WHAT YOU SHOULD DO:
Pull out each line in the records below that contains the string "score".

DATASET ENTRIES:
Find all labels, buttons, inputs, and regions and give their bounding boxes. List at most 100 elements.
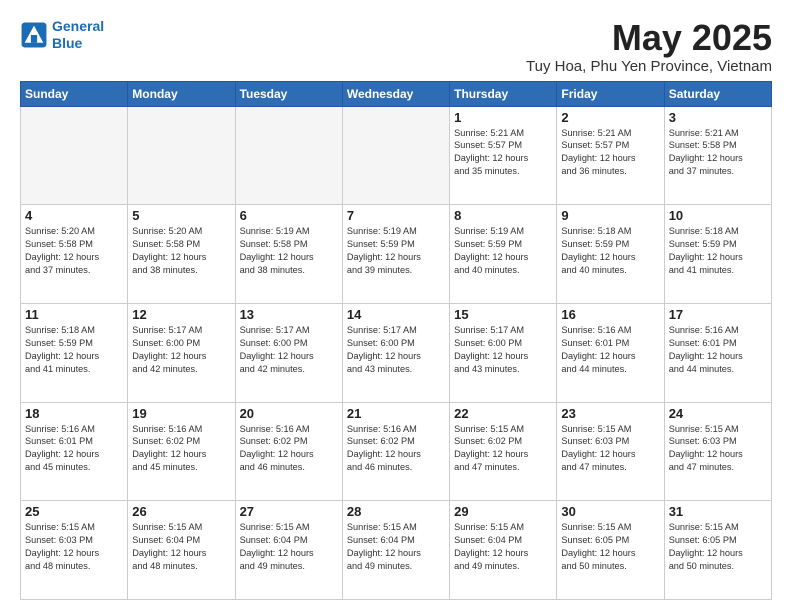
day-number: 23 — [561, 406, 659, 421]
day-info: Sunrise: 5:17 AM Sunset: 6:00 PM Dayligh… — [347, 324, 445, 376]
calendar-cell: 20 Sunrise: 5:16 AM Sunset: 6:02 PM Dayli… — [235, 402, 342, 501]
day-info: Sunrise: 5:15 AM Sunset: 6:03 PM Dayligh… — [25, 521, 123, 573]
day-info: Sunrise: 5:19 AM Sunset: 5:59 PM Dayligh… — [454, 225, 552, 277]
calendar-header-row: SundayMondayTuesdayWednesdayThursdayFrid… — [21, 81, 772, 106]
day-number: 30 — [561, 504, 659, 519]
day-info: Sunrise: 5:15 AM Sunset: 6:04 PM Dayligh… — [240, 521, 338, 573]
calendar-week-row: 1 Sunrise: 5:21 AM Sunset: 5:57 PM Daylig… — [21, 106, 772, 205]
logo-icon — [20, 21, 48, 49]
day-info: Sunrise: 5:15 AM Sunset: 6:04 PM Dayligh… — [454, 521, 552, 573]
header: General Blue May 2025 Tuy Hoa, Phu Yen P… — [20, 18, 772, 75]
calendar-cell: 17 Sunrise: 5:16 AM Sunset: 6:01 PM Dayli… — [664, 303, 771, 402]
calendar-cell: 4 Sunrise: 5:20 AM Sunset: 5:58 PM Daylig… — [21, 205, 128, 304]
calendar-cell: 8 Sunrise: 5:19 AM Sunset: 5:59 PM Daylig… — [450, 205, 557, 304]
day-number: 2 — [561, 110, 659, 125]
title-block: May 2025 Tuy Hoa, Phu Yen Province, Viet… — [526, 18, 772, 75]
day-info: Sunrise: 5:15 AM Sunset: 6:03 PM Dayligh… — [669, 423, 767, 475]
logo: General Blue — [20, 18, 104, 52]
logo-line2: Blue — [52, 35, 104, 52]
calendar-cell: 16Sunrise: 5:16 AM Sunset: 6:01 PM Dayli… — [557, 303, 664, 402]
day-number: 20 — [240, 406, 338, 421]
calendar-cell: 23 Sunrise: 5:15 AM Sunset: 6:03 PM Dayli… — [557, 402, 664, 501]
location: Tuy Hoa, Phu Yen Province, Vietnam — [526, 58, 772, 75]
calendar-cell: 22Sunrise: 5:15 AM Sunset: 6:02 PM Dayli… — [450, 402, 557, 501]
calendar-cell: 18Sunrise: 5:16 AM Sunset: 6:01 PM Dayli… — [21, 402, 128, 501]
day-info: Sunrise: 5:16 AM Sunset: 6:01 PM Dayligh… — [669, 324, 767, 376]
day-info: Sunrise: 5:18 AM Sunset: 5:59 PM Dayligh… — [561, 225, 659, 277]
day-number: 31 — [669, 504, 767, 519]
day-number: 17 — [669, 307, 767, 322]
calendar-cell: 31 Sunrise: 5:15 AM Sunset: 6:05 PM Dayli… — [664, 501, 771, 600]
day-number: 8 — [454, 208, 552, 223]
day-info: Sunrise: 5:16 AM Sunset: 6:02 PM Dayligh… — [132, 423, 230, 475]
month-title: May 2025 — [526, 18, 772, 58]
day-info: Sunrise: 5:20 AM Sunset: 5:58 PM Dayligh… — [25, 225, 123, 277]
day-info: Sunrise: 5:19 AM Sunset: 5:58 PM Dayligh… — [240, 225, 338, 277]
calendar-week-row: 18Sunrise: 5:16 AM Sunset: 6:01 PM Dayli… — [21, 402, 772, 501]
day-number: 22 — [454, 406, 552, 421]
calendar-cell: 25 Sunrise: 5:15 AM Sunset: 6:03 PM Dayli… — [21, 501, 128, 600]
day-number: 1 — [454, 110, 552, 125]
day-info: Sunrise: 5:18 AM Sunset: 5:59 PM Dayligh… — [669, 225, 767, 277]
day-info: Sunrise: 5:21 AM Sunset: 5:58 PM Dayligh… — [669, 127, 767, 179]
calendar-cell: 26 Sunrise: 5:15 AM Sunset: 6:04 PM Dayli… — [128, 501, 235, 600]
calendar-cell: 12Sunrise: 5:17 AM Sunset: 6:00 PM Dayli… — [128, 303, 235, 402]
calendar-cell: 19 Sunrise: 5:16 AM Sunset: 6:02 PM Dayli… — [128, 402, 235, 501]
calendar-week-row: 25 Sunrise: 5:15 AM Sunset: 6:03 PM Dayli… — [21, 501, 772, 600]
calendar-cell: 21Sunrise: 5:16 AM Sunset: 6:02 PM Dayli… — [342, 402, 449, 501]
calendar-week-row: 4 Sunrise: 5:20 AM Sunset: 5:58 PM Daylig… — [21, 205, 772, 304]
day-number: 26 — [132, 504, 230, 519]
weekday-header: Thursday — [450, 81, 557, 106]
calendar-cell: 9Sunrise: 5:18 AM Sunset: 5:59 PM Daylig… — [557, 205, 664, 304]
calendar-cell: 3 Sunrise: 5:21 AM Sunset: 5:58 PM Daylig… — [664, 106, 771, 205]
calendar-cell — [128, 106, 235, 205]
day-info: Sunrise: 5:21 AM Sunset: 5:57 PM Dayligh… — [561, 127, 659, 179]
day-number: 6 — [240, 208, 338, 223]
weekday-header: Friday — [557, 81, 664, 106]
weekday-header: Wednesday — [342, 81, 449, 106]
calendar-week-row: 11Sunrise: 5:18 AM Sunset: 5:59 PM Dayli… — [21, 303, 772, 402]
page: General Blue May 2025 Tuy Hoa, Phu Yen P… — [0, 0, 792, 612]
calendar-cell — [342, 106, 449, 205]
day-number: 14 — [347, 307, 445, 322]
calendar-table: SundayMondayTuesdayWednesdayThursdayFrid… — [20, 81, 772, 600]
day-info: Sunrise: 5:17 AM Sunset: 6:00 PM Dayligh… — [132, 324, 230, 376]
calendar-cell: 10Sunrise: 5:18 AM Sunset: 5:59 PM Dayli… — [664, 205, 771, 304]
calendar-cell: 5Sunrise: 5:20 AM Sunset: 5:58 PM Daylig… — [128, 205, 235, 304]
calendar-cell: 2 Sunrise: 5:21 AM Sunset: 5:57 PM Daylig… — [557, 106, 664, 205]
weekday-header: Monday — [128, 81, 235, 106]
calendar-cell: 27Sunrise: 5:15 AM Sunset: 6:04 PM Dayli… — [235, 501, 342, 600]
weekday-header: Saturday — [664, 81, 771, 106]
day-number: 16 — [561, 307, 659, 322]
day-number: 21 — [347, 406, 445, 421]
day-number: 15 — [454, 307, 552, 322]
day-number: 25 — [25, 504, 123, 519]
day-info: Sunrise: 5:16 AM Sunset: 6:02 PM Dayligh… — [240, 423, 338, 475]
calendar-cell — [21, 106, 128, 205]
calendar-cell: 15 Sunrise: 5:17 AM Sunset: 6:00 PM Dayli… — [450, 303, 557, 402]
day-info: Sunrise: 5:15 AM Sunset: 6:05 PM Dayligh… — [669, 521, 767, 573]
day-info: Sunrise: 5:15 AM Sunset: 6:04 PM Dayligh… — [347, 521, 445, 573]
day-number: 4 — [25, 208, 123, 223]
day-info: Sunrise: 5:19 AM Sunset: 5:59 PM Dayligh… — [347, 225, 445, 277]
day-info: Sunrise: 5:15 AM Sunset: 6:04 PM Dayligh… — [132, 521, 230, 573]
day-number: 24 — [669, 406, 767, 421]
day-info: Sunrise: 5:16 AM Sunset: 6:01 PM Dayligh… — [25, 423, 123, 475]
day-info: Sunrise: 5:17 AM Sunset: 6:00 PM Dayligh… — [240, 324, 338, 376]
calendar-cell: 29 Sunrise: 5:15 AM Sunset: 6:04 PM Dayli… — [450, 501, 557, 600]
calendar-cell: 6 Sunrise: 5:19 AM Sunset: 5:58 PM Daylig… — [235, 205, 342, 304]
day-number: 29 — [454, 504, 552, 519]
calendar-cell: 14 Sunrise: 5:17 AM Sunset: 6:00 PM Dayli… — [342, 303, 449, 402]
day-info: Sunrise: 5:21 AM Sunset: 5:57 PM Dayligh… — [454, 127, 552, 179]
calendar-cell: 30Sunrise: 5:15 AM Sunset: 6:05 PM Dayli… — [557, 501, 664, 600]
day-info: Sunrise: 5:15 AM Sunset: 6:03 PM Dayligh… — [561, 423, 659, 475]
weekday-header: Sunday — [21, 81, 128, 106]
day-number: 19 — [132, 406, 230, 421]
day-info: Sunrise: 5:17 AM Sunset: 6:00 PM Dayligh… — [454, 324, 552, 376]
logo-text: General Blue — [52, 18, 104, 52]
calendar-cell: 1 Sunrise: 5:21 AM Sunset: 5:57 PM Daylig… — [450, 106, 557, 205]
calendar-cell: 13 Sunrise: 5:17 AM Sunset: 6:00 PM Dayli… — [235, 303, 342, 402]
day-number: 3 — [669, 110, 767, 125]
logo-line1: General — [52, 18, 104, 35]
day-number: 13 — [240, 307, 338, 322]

* * *

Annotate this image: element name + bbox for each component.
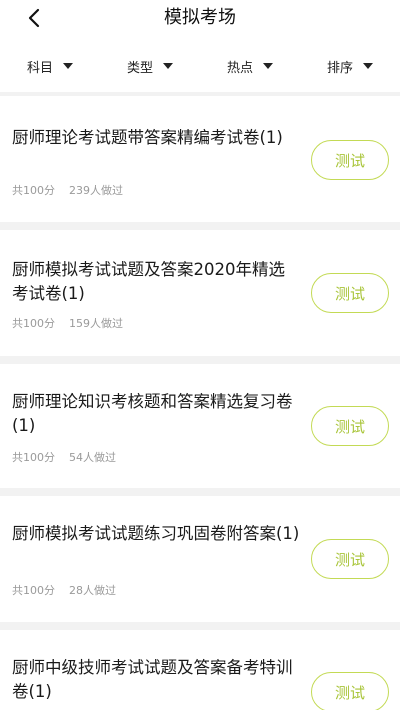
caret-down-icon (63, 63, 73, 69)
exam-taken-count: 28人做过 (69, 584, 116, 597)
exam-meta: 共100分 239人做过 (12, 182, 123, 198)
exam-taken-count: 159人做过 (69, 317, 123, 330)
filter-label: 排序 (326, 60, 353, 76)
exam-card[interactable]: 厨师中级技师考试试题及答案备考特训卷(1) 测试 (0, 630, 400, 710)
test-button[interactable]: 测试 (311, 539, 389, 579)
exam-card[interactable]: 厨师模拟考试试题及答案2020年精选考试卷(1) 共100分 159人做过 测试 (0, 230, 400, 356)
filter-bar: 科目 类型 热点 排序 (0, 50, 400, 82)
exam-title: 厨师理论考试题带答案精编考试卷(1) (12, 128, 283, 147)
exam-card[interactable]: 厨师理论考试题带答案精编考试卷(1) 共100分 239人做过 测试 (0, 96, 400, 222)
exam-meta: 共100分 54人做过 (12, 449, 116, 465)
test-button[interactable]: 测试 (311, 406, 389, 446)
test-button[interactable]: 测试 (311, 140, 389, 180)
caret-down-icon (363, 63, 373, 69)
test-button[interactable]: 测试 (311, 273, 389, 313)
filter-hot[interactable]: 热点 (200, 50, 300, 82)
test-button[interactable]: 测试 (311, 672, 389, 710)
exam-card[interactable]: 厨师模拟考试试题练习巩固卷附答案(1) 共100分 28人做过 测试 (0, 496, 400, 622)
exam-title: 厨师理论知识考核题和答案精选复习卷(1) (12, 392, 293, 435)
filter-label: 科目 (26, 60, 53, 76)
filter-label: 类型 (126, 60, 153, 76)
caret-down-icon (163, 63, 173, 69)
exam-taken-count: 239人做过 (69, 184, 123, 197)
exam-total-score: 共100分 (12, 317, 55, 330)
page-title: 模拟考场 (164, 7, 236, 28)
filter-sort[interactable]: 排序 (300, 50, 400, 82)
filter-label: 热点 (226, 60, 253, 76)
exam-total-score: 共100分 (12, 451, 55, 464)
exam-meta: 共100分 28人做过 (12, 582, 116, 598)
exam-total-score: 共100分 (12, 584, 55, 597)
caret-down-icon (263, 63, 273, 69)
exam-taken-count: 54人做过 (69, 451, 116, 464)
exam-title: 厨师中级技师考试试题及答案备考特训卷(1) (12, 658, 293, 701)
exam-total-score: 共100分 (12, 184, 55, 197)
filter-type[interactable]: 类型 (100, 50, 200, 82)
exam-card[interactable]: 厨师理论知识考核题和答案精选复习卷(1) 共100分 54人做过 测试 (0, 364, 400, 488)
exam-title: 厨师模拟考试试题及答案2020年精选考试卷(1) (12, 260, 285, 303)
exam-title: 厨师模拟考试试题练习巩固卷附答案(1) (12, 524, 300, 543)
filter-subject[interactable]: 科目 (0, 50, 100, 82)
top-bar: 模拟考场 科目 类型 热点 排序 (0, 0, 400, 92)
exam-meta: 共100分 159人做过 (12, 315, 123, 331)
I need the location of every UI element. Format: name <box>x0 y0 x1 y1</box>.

---

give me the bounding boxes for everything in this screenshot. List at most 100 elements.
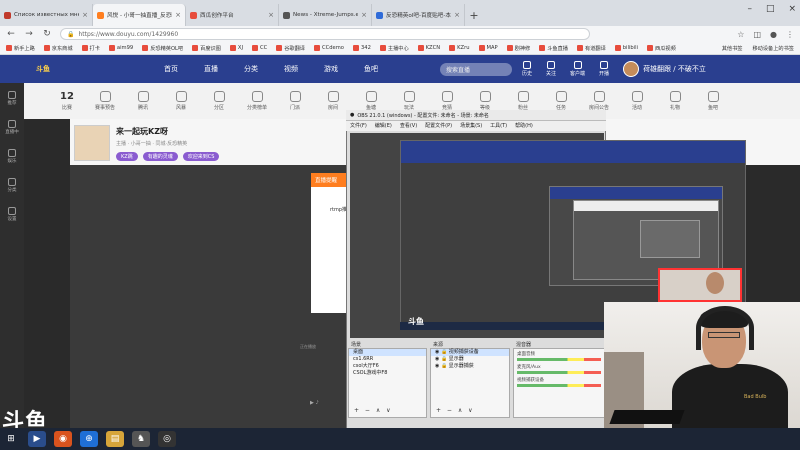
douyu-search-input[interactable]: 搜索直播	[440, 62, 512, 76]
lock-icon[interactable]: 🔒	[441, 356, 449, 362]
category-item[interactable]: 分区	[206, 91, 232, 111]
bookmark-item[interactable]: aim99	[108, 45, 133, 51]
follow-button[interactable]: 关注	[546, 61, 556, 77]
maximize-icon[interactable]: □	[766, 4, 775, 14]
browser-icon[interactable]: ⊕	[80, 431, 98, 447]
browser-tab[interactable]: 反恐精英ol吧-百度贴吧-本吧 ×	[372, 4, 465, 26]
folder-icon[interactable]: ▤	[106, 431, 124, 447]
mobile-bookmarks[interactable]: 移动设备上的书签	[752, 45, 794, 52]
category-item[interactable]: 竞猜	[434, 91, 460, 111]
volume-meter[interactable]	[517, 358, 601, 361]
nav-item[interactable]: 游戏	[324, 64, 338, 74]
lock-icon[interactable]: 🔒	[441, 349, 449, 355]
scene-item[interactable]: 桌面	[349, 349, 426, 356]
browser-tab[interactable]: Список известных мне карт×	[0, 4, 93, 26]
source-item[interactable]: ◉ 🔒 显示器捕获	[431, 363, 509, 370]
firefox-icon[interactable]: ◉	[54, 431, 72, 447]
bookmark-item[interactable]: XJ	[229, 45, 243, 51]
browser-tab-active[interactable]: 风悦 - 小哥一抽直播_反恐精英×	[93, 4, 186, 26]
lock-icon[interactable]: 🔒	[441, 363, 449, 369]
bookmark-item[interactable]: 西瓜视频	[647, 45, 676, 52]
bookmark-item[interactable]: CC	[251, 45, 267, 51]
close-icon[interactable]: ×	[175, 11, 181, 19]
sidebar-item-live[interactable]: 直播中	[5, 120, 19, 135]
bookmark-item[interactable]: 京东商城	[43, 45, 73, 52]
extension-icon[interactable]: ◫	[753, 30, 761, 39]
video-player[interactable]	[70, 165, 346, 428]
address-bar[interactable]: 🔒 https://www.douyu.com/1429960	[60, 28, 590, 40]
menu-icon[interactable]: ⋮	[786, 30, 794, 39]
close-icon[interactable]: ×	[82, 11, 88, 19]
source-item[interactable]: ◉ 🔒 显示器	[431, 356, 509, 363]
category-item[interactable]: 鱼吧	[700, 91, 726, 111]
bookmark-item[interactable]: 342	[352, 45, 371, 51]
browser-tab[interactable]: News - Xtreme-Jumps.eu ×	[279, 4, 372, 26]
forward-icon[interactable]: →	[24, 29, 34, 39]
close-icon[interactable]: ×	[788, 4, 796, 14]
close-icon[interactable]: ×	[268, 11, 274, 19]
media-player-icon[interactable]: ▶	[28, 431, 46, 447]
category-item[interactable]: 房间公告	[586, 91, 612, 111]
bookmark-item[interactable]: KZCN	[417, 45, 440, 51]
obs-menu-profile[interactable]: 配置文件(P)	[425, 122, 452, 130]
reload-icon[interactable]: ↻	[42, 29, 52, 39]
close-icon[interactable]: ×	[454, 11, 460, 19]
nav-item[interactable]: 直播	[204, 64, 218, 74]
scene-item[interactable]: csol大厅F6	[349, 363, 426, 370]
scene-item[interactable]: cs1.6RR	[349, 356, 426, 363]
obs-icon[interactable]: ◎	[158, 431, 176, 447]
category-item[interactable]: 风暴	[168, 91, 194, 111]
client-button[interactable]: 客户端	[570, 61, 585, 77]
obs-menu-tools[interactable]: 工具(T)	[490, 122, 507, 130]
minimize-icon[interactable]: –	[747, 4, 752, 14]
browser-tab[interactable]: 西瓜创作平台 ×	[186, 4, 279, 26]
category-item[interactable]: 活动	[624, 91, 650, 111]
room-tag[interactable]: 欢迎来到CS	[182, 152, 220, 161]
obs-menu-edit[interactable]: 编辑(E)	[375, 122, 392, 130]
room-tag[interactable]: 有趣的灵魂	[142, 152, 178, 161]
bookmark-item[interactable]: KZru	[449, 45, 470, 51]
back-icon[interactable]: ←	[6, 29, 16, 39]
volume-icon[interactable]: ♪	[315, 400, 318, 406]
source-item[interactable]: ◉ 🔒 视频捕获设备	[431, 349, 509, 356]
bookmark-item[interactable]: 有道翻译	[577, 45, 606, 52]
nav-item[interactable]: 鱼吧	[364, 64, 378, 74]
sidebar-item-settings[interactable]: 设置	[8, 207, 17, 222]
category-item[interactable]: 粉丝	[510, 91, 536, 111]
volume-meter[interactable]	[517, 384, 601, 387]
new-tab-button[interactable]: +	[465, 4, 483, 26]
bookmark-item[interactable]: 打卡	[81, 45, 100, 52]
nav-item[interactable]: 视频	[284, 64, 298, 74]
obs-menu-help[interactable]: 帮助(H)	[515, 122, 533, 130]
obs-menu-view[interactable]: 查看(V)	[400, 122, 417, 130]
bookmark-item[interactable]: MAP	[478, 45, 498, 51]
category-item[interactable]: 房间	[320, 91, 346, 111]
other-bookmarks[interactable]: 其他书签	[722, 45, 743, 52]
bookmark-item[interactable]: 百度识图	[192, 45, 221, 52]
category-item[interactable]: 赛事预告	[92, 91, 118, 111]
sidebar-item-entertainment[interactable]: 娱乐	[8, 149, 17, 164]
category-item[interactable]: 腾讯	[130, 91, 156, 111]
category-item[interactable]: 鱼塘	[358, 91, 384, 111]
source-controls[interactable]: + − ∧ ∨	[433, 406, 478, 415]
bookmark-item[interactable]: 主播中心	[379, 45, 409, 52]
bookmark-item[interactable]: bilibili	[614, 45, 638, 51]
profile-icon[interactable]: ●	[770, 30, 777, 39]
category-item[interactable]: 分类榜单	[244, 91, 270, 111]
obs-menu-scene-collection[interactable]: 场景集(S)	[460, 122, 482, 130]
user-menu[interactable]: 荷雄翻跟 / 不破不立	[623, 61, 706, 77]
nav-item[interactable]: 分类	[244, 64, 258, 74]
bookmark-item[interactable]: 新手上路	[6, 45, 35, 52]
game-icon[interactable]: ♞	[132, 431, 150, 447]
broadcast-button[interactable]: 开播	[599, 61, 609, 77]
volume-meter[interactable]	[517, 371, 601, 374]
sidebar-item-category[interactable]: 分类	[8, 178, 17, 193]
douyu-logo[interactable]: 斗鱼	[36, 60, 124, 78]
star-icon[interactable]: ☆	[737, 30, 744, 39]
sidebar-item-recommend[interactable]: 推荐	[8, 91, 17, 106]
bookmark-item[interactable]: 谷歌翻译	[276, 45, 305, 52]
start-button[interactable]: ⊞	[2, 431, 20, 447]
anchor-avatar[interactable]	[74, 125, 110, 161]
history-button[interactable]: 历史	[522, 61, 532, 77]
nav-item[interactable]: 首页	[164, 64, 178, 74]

EXERCISE SOLUTION:
exam-total-score: 共100分 (12, 317, 55, 330)
exam-total-score: 共100分 (12, 451, 55, 464)
exam-total-score: 共100分 (12, 584, 55, 597)
exam-total-score: 共100分 (12, 184, 55, 197)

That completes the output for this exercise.